» **What the task requires**:
Find the string "Billion" in the records. Copy every line it appears in.
Start of Given records
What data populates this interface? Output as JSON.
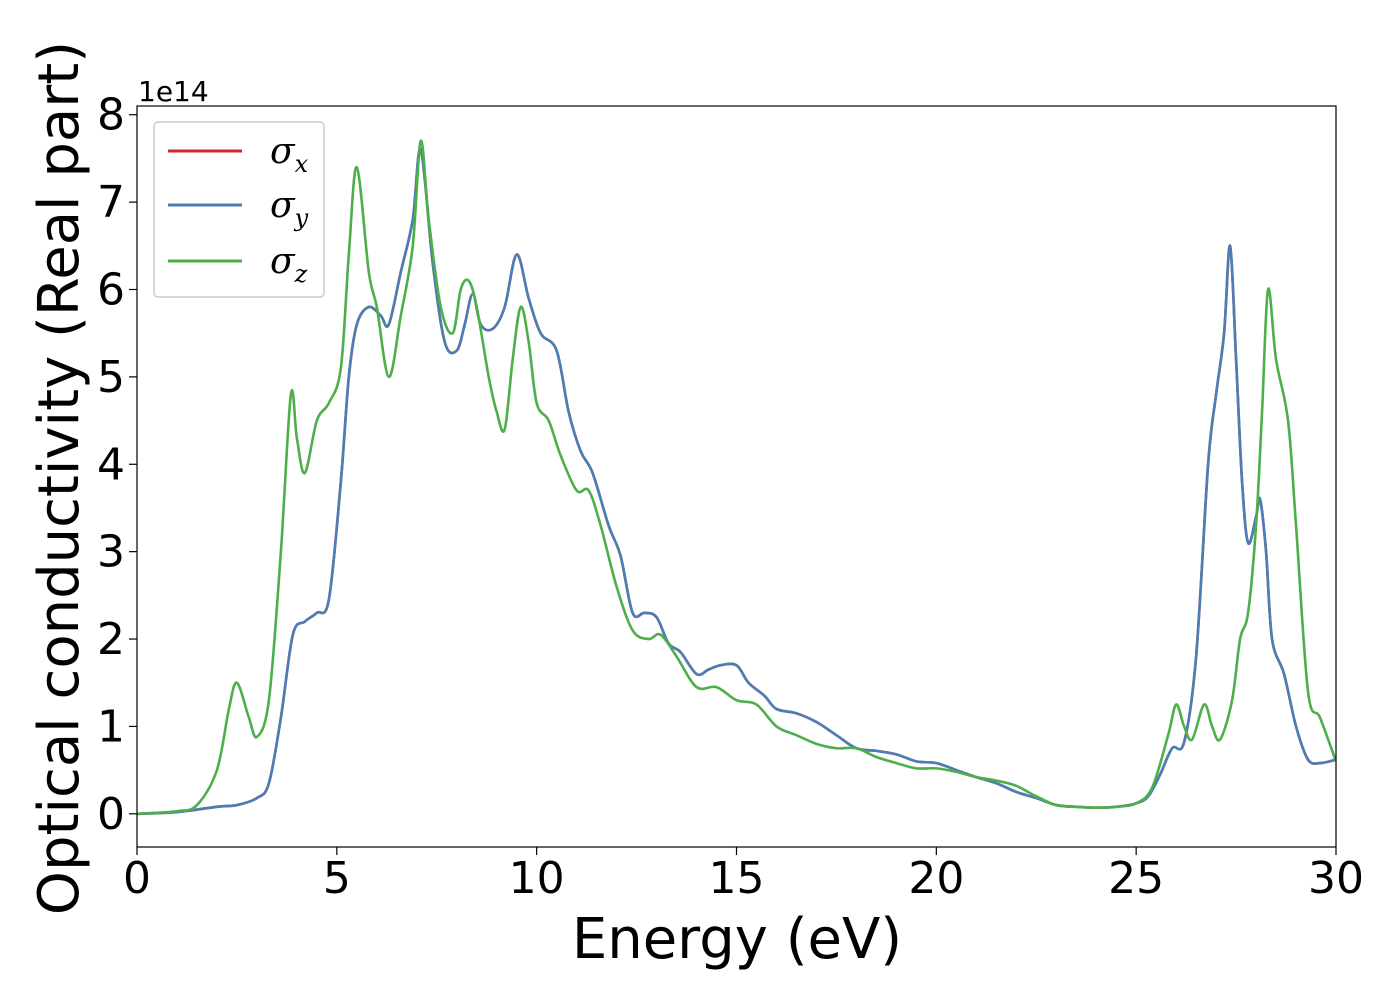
{
  "chart_data": {
    "type": "line",
    "title": "",
    "xlabel": "Energy (eV)",
    "ylabel": "Optical conductivity (Real part)",
    "y_offset_label": "1e14",
    "xlim": [
      0,
      30
    ],
    "ylim": [
      -0.38,
      8.1
    ],
    "xticks": [
      0,
      5,
      10,
      15,
      20,
      25,
      30
    ],
    "yticks": [
      0,
      1,
      2,
      3,
      4,
      5,
      6,
      7,
      8
    ],
    "grid": false,
    "legend_position": "top-left",
    "series": [
      {
        "name": "σx",
        "legend_symbol": "σ",
        "legend_sub": "x",
        "color": "#d62728",
        "x": [
          0,
          1,
          2,
          2.5,
          3,
          3.3,
          3.6,
          3.9,
          4.2,
          4.5,
          4.8,
          5.1,
          5.3,
          5.5,
          5.8,
          6.1,
          6.3,
          6.6,
          6.9,
          7.1,
          7.4,
          7.7,
          8.0,
          8.2,
          8.4,
          8.6,
          8.9,
          9.2,
          9.5,
          9.8,
          10.1,
          10.5,
          10.8,
          11.1,
          11.4,
          11.8,
          12.1,
          12.4,
          12.7,
          13.0,
          13.3,
          13.6,
          14.0,
          14.3,
          14.6,
          15.0,
          15.3,
          15.7,
          16.0,
          16.5,
          17.0,
          17.5,
          18.0,
          18.5,
          19.0,
          19.5,
          20.0,
          20.5,
          21.0,
          21.5,
          22.0,
          22.5,
          23.0,
          23.5,
          24.0,
          24.5,
          25.0,
          25.3,
          25.6,
          25.9,
          26.2,
          26.5,
          26.8,
          27.0,
          27.2,
          27.35,
          27.5,
          27.65,
          27.8,
          28.0,
          28.1,
          28.25,
          28.4,
          28.7,
          29.0,
          29.3,
          29.6,
          30.0
        ],
        "values": [
          0,
          0.02,
          0.08,
          0.1,
          0.18,
          0.35,
          1.1,
          2.05,
          2.2,
          2.3,
          2.45,
          3.8,
          5.0,
          5.6,
          5.8,
          5.7,
          5.6,
          6.2,
          6.8,
          7.6,
          6.3,
          5.4,
          5.3,
          5.6,
          5.95,
          5.6,
          5.55,
          5.8,
          6.4,
          5.9,
          5.5,
          5.3,
          4.6,
          4.15,
          3.9,
          3.3,
          2.95,
          2.3,
          2.3,
          2.25,
          1.95,
          1.85,
          1.6,
          1.65,
          1.7,
          1.7,
          1.5,
          1.35,
          1.2,
          1.15,
          1.05,
          0.9,
          0.75,
          0.72,
          0.68,
          0.6,
          0.58,
          0.5,
          0.42,
          0.35,
          0.25,
          0.18,
          0.1,
          0.08,
          0.07,
          0.08,
          0.12,
          0.2,
          0.45,
          0.75,
          0.82,
          1.8,
          4.0,
          4.8,
          5.5,
          6.5,
          5.2,
          3.8,
          3.1,
          3.4,
          3.6,
          3.0,
          2.0,
          1.6,
          1.0,
          0.62,
          0.58,
          0.62
        ]
      },
      {
        "name": "σy",
        "legend_symbol": "σ",
        "legend_sub": "y",
        "color": "#4a7eb6",
        "x": [
          0,
          1,
          2,
          2.5,
          3,
          3.3,
          3.6,
          3.9,
          4.2,
          4.5,
          4.8,
          5.1,
          5.3,
          5.5,
          5.8,
          6.1,
          6.3,
          6.6,
          6.9,
          7.1,
          7.4,
          7.7,
          8.0,
          8.2,
          8.4,
          8.6,
          8.9,
          9.2,
          9.5,
          9.8,
          10.1,
          10.5,
          10.8,
          11.1,
          11.4,
          11.8,
          12.1,
          12.4,
          12.7,
          13.0,
          13.3,
          13.6,
          14.0,
          14.3,
          14.6,
          15.0,
          15.3,
          15.7,
          16.0,
          16.5,
          17.0,
          17.5,
          18.0,
          18.5,
          19.0,
          19.5,
          20.0,
          20.5,
          21.0,
          21.5,
          22.0,
          22.5,
          23.0,
          23.5,
          24.0,
          24.5,
          25.0,
          25.3,
          25.6,
          25.9,
          26.2,
          26.5,
          26.8,
          27.0,
          27.2,
          27.35,
          27.5,
          27.65,
          27.8,
          28.0,
          28.1,
          28.25,
          28.4,
          28.7,
          29.0,
          29.3,
          29.6,
          30.0
        ],
        "values": [
          0,
          0.02,
          0.08,
          0.1,
          0.18,
          0.35,
          1.1,
          2.05,
          2.2,
          2.3,
          2.45,
          3.8,
          5.0,
          5.6,
          5.8,
          5.7,
          5.6,
          6.2,
          6.8,
          7.6,
          6.3,
          5.4,
          5.3,
          5.6,
          5.95,
          5.6,
          5.55,
          5.8,
          6.4,
          5.9,
          5.5,
          5.3,
          4.6,
          4.15,
          3.9,
          3.3,
          2.95,
          2.3,
          2.3,
          2.25,
          1.95,
          1.85,
          1.6,
          1.65,
          1.7,
          1.7,
          1.5,
          1.35,
          1.2,
          1.15,
          1.05,
          0.9,
          0.75,
          0.72,
          0.68,
          0.6,
          0.58,
          0.5,
          0.42,
          0.35,
          0.25,
          0.18,
          0.1,
          0.08,
          0.07,
          0.08,
          0.12,
          0.2,
          0.45,
          0.75,
          0.82,
          1.8,
          4.0,
          4.8,
          5.5,
          6.5,
          5.2,
          3.8,
          3.1,
          3.4,
          3.6,
          3.0,
          2.0,
          1.6,
          1.0,
          0.62,
          0.58,
          0.62
        ]
      },
      {
        "name": "σz",
        "legend_symbol": "σ",
        "legend_sub": "z",
        "color": "#4daf4a",
        "x": [
          0,
          1,
          1.5,
          2.0,
          2.3,
          2.5,
          2.8,
          3.0,
          3.3,
          3.6,
          3.85,
          4.0,
          4.2,
          4.5,
          4.8,
          5.1,
          5.3,
          5.5,
          5.8,
          6.0,
          6.3,
          6.6,
          6.9,
          7.1,
          7.3,
          7.6,
          7.9,
          8.1,
          8.3,
          8.5,
          8.8,
          9.0,
          9.2,
          9.4,
          9.6,
          9.8,
          10.0,
          10.3,
          10.6,
          11.0,
          11.3,
          11.6,
          12.0,
          12.4,
          12.8,
          13.1,
          13.5,
          14.0,
          14.5,
          15.0,
          15.5,
          16.0,
          16.5,
          17.0,
          17.5,
          18.0,
          18.5,
          19.0,
          19.5,
          20.0,
          20.5,
          21.0,
          21.5,
          22.0,
          22.5,
          23.0,
          23.5,
          24.0,
          24.5,
          25.0,
          25.4,
          25.8,
          26.0,
          26.2,
          26.4,
          26.7,
          26.9,
          27.1,
          27.4,
          27.6,
          27.8,
          28.0,
          28.15,
          28.3,
          28.5,
          28.8,
          29.0,
          29.3,
          29.6,
          30.0
        ],
        "values": [
          0,
          0.03,
          0.1,
          0.5,
          1.2,
          1.5,
          1.1,
          0.88,
          1.3,
          3.0,
          4.8,
          4.3,
          3.9,
          4.5,
          4.7,
          5.1,
          6.4,
          7.4,
          6.2,
          5.8,
          5.0,
          5.7,
          6.5,
          7.7,
          6.8,
          5.8,
          5.5,
          6.0,
          6.1,
          5.8,
          5.0,
          4.6,
          4.4,
          5.2,
          5.8,
          5.4,
          4.7,
          4.5,
          4.1,
          3.7,
          3.7,
          3.3,
          2.6,
          2.1,
          2.0,
          2.05,
          1.8,
          1.45,
          1.45,
          1.3,
          1.25,
          1.0,
          0.9,
          0.8,
          0.75,
          0.75,
          0.65,
          0.58,
          0.52,
          0.52,
          0.48,
          0.42,
          0.38,
          0.32,
          0.2,
          0.1,
          0.08,
          0.07,
          0.08,
          0.12,
          0.3,
          0.9,
          1.25,
          1.0,
          0.85,
          1.25,
          1.0,
          0.85,
          1.3,
          2.0,
          2.3,
          3.3,
          4.6,
          6.0,
          5.2,
          4.5,
          3.3,
          1.4,
          1.1,
          0.6
        ]
      }
    ]
  }
}
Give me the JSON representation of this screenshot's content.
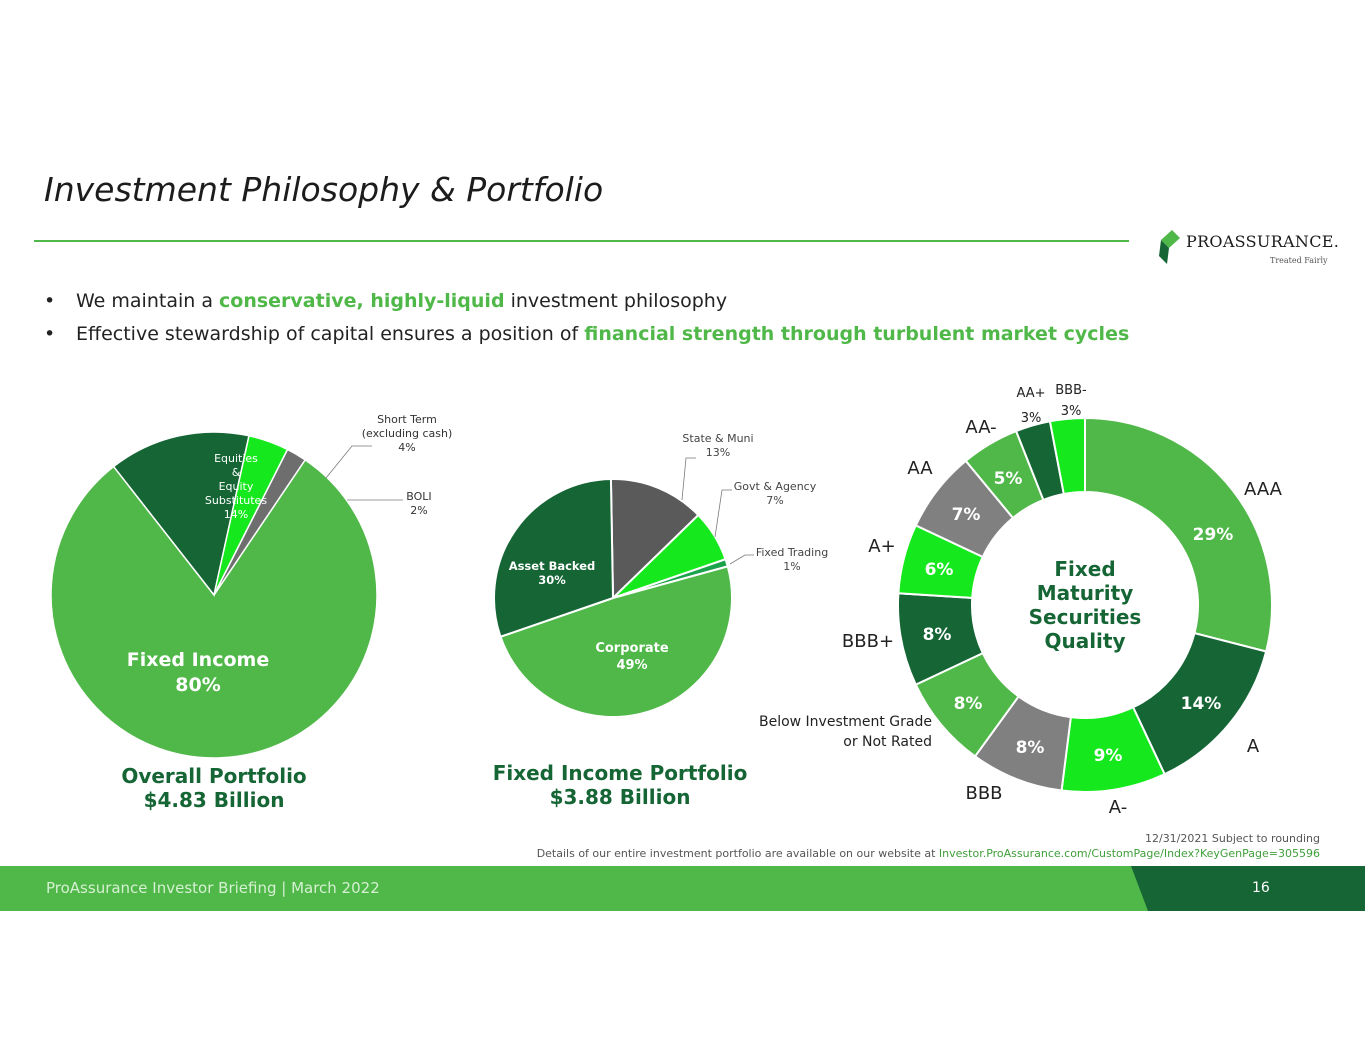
{
  "slide": {
    "title": "Investment Philosophy & Portfolio",
    "bullets": [
      {
        "before": "We maintain a ",
        "highlight": "conservative, highly-liquid",
        "after": " investment philosophy"
      },
      {
        "before": "Effective stewardship of capital ensures a position of ",
        "highlight": "financial strength through turbulent market cycles",
        "after": ""
      }
    ],
    "bullet_symbol": "•"
  },
  "logo": {
    "name": "PROASSURANCE.",
    "tagline": "Treated Fairly"
  },
  "notes": {
    "line1": "12/31/2021 Subject to rounding",
    "line2_prefix": "Details of our entire investment portfolio are available on our website at ",
    "line2_link": "Investor.ProAssurance.com/CustomPage/Index?KeyGenPage=305596"
  },
  "footer": {
    "text": "ProAssurance Investor Briefing | March 2022",
    "page": "16"
  },
  "colors": {
    "green": "#4fb848",
    "dark_green": "#156535",
    "bright_green": "#16e81e",
    "gray": "#808080",
    "dark_gray": "#5a5a5a"
  },
  "chart_data": [
    {
      "type": "pie",
      "caption_line1": "Overall Portfolio",
      "caption_line2": "$4.83 Billion",
      "slices": [
        {
          "label_lines": [
            "Fixed Income",
            "80%"
          ],
          "value": 80,
          "color": "#4fb848"
        },
        {
          "label_lines": [
            "Equities",
            "&",
            "Equity",
            "Substitutes",
            "14%"
          ],
          "value": 14,
          "color": "#156535"
        },
        {
          "label_lines": [
            "Short Term",
            "(excluding cash)",
            "4%"
          ],
          "value": 4,
          "color": "#16e81e"
        },
        {
          "label_lines": [
            "BOLI",
            "2%"
          ],
          "value": 2,
          "color": "#6e6e6e"
        }
      ]
    },
    {
      "type": "pie",
      "caption_line1": "Fixed Income Portfolio",
      "caption_line2": "$3.88 Billion",
      "slices": [
        {
          "label_lines": [
            "Corporate",
            "49%"
          ],
          "value": 49,
          "color": "#4fb848"
        },
        {
          "label_lines": [
            "Asset Backed",
            "30%"
          ],
          "value": 30,
          "color": "#156535"
        },
        {
          "label_lines": [
            "State & Muni",
            "13%"
          ],
          "value": 13,
          "color": "#5a5a5a"
        },
        {
          "label_lines": [
            "Govt & Agency",
            "7%"
          ],
          "value": 7,
          "color": "#16e81e"
        },
        {
          "label_lines": [
            "Fixed Trading",
            "1%"
          ],
          "value": 1,
          "color": "#1aa34a"
        }
      ]
    },
    {
      "type": "donut",
      "center_lines": [
        "Fixed",
        "Maturity",
        "Securities",
        "Quality"
      ],
      "slices": [
        {
          "name": "AAA",
          "pct": "29%",
          "value": 29,
          "color": "#4fb848"
        },
        {
          "name": "A",
          "pct": "14%",
          "value": 14,
          "color": "#156535"
        },
        {
          "name": "A-",
          "pct": "9%",
          "value": 9,
          "color": "#16e81e"
        },
        {
          "name": "BBB",
          "pct": "8%",
          "value": 8,
          "color": "#808080"
        },
        {
          "name": "Below Investment Grade or Not Rated",
          "name_lines": [
            "Below Investment Grade",
            "or Not Rated"
          ],
          "pct": "8%",
          "value": 8,
          "color": "#4fb848"
        },
        {
          "name": "BBB+",
          "pct": "8%",
          "value": 8,
          "color": "#156535"
        },
        {
          "name": "A+",
          "pct": "6%",
          "value": 6,
          "color": "#16e81e"
        },
        {
          "name": "AA",
          "pct": "7%",
          "value": 7,
          "color": "#808080"
        },
        {
          "name": "AA-",
          "pct": "5%",
          "value": 5,
          "color": "#4fb848"
        },
        {
          "name": "AA+",
          "pct": "3%",
          "value": 3,
          "color": "#156535"
        },
        {
          "name": "BBB-",
          "pct": "3%",
          "value": 3,
          "color": "#16e81e"
        }
      ]
    }
  ]
}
End of Given records
» **Exercise answer**:
      "caption_line2": "$4.83 Billion",
      "caption_line2": "$3.88 Billion",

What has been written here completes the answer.